REQUIRED WORK: In the entries below, find every line holding the string "circle" and collect it.

(Data entries)
+++++

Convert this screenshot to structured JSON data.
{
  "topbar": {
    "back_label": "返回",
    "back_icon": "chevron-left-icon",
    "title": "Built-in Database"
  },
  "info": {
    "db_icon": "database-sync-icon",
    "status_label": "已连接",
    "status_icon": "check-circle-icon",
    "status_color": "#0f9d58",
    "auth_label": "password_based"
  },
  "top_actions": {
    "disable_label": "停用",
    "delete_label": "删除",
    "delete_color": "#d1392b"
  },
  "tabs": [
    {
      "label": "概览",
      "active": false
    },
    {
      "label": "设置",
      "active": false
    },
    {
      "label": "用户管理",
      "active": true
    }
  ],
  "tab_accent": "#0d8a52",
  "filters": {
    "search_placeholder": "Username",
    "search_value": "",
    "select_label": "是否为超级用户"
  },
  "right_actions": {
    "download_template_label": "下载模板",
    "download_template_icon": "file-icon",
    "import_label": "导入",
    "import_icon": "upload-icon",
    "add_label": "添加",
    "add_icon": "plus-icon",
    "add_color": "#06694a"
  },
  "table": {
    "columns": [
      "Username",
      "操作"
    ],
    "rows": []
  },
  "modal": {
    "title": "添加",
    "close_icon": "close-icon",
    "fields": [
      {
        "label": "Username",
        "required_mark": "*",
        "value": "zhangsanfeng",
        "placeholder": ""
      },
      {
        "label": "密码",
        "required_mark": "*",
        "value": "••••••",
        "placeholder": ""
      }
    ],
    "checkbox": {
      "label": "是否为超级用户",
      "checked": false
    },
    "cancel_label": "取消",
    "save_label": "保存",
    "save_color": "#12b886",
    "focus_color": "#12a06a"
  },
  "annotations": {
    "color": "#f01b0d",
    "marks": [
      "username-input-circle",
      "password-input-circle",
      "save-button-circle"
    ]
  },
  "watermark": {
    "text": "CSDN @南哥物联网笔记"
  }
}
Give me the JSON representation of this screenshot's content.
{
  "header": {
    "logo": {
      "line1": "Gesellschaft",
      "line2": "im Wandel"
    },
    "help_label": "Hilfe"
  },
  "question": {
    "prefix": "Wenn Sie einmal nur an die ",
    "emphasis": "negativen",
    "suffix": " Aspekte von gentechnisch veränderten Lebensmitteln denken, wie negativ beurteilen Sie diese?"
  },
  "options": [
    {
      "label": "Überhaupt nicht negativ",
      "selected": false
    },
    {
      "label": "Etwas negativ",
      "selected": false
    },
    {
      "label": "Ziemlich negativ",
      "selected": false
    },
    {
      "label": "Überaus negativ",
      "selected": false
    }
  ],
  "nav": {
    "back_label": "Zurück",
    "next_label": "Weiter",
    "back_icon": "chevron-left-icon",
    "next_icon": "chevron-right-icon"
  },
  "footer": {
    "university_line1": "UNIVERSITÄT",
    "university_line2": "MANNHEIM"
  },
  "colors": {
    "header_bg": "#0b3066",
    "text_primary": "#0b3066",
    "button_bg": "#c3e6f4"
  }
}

+++++

TASK RESULT:
    "status_icon": "check-circle-icon",
      "username-input-circle",
      "password-input-circle",
      "save-button-circle"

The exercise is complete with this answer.